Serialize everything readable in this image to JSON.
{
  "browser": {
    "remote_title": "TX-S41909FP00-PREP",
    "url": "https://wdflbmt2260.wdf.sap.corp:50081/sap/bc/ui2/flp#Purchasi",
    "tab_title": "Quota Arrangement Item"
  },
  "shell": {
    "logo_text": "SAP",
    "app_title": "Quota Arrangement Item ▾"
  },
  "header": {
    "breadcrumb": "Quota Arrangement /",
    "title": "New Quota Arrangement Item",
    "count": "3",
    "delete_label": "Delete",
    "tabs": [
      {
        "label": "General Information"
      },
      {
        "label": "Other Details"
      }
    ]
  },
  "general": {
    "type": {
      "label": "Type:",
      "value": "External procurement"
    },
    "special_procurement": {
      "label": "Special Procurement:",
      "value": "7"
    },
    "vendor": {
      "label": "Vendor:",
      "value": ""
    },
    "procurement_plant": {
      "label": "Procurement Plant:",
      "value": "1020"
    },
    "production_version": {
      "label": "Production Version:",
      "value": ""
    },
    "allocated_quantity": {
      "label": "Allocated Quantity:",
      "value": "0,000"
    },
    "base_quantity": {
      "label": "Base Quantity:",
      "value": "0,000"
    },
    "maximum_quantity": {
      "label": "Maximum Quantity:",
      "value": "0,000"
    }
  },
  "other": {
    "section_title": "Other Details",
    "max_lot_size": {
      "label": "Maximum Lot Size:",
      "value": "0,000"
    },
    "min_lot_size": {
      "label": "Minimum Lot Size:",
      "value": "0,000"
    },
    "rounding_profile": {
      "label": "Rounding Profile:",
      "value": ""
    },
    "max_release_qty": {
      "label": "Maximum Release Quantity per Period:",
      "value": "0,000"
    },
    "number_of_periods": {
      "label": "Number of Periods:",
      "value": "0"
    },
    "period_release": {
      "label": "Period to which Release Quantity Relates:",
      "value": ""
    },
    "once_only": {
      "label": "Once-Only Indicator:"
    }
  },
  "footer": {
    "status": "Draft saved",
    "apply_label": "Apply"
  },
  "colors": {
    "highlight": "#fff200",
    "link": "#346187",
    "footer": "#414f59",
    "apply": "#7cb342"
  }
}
----
* **Aim of the exercise**
Above are the records. Identify each line that contains the word "Details".

* **Result**
        "label": "Other Details"
    "section_title": "Other Details",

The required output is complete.